**Your task:**
Records follow. Copy every line with "weekday".

**Provided data:**
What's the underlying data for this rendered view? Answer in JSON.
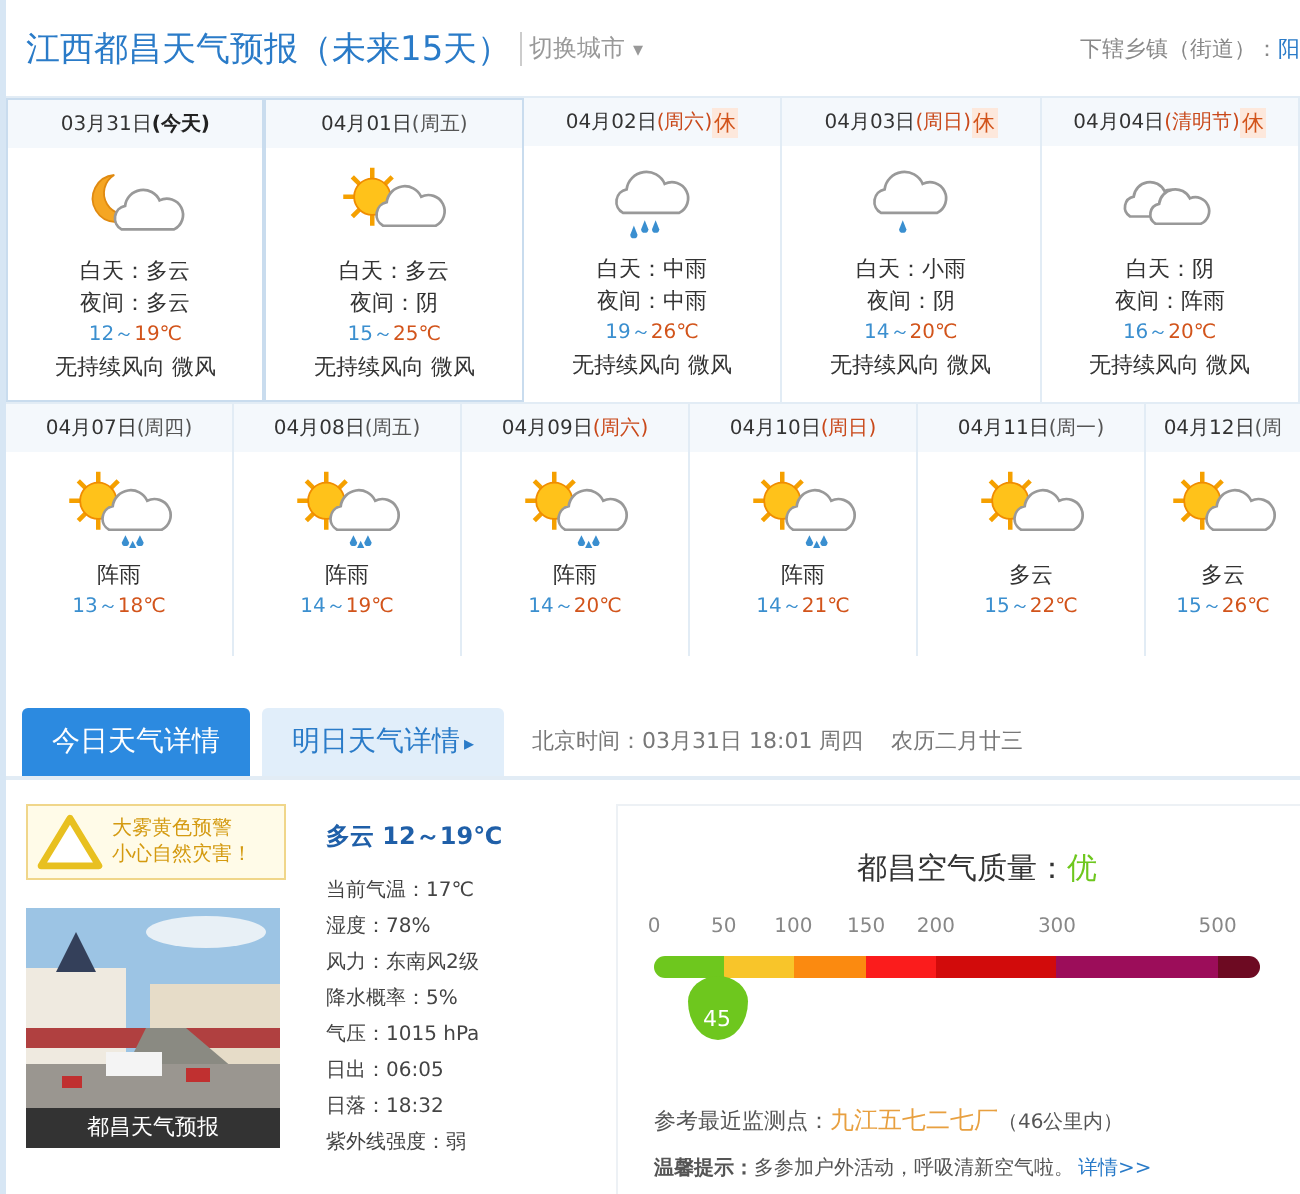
{
  "header": {
    "title": "江西都昌天气预报（未来15天）",
    "switch_city": "切换城市",
    "caret": "▾",
    "towns_label": "下辖乡镇（街道）：",
    "towns_link": "阳"
  },
  "forecast_rows": [
    {
      "days": [
        {
          "kind": "detailed",
          "date": "03月31日",
          "weekday": "(今天)",
          "today": true,
          "weekend": false,
          "day": "白天：多云",
          "night": "夜间：多云",
          "low": "12～",
          "high": "19℃",
          "wind": "无持续风向 微风"
        },
        {
          "kind": "detailed",
          "date": "04月01日",
          "weekday": "(周五)",
          "today": false,
          "weekend": false,
          "day": "白天：多云",
          "night": "夜间：阴",
          "low": "15～",
          "high": "25℃",
          "wind": "无持续风向 微风"
        },
        {
          "kind": "detailed",
          "date": "04月02日",
          "weekday": "(周六)",
          "today": false,
          "weekend": true,
          "rest": "休",
          "day": "白天：中雨",
          "night": "夜间：中雨",
          "low": "19～",
          "high": "26℃",
          "wind": "无持续风向 微风"
        },
        {
          "kind": "detailed",
          "date": "04月03日",
          "weekday": "(周日)",
          "today": false,
          "weekend": true,
          "rest": "休",
          "day": "白天：小雨",
          "night": "夜间：阴",
          "low": "14～",
          "high": "20℃",
          "wind": "无持续风向 微风"
        },
        {
          "kind": "detailed",
          "date": "04月04日",
          "weekday": "(清明节)",
          "today": false,
          "weekend": true,
          "rest": "休",
          "day": "白天：阴",
          "night": "夜间：阵雨",
          "low": "16～",
          "high": "20℃",
          "wind": "无持续风向 微风"
        }
      ]
    },
    {
      "days": [
        {
          "kind": "brief",
          "date": "04月07日",
          "weekday": "(周四)",
          "today": false,
          "weekend": false,
          "summary": "阵雨",
          "low": "13～",
          "high": "18℃"
        },
        {
          "kind": "brief",
          "date": "04月08日",
          "weekday": "(周五)",
          "today": false,
          "weekend": false,
          "summary": "阵雨",
          "low": "14～",
          "high": "19℃"
        },
        {
          "kind": "brief",
          "date": "04月09日",
          "weekday": "(周六)",
          "today": false,
          "weekend": true,
          "summary": "阵雨",
          "low": "14～",
          "high": "20℃"
        },
        {
          "kind": "brief",
          "date": "04月10日",
          "weekday": "(周日)",
          "today": false,
          "weekend": true,
          "summary": "阵雨",
          "low": "14～",
          "high": "21℃"
        },
        {
          "kind": "brief",
          "date": "04月11日",
          "weekday": "(周一)",
          "today": false,
          "weekend": false,
          "summary": "多云",
          "low": "15～",
          "high": "22℃"
        },
        {
          "kind": "brief",
          "date": "04月12日",
          "weekday": "(周",
          "today": false,
          "weekend": false,
          "summary": "多云",
          "low": "15～",
          "high": "26℃"
        }
      ]
    }
  ],
  "detail_tabs": [
    {
      "label": "今日天气详情",
      "selected": true
    },
    {
      "label": "明日天气详情",
      "selected": false,
      "arrow": "▸"
    }
  ],
  "clock": {
    "time": "北京时间：03月31日 18:01 周四",
    "lunar": "农历二月廿三"
  },
  "warning": {
    "line1": "大雾黄色预警",
    "line2": "小心自然灾害！"
  },
  "photo": {
    "kind": "picture",
    "caption": "都昌天气预报"
  },
  "today": {
    "headline": "多云 12～19℃",
    "lines": [
      "当前气温：17℃",
      "湿度：78%",
      "风力：东南风2级",
      "降水概率：5%",
      "气压：1015 hPa",
      "日出：06:05",
      "日落：18:32",
      "紫外线强度：弱"
    ]
  },
  "air": {
    "title": "都昌空气质量：",
    "grade": "优",
    "ticks": [
      "0",
      "50",
      "100",
      "150",
      "200",
      "300",
      "500"
    ],
    "segments": [
      {
        "color": "#6ec71e"
      },
      {
        "color": "#f8c52a"
      },
      {
        "color": "#fb8a10"
      },
      {
        "color": "#fb1c1c"
      },
      {
        "color": "#d20b0b"
      },
      {
        "color": "#9c0d5a"
      },
      {
        "color": "#6d0a22"
      }
    ],
    "marker": {
      "value": "45",
      "level": 0.104
    },
    "station_label": "参考最近监测点：",
    "station": "九江五七二七厂",
    "distance": "（46公里内）",
    "tip": "**温馨提示：**多参加户外活动，呼吸清新空气啦。",
    "tip_link": "详情>>"
  }
}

**Reply:**
          "weekday": "(今天)",
          "weekday": "(周五)",
          "weekday": "(周六)",
          "weekday": "(周日)",
          "weekday": "(清明节)",
          "weekday": "(周四)",
          "weekday": "(周五)",
          "weekday": "(周六)",
          "weekday": "(周日)",
          "weekday": "(周一)",
          "weekday": "(周",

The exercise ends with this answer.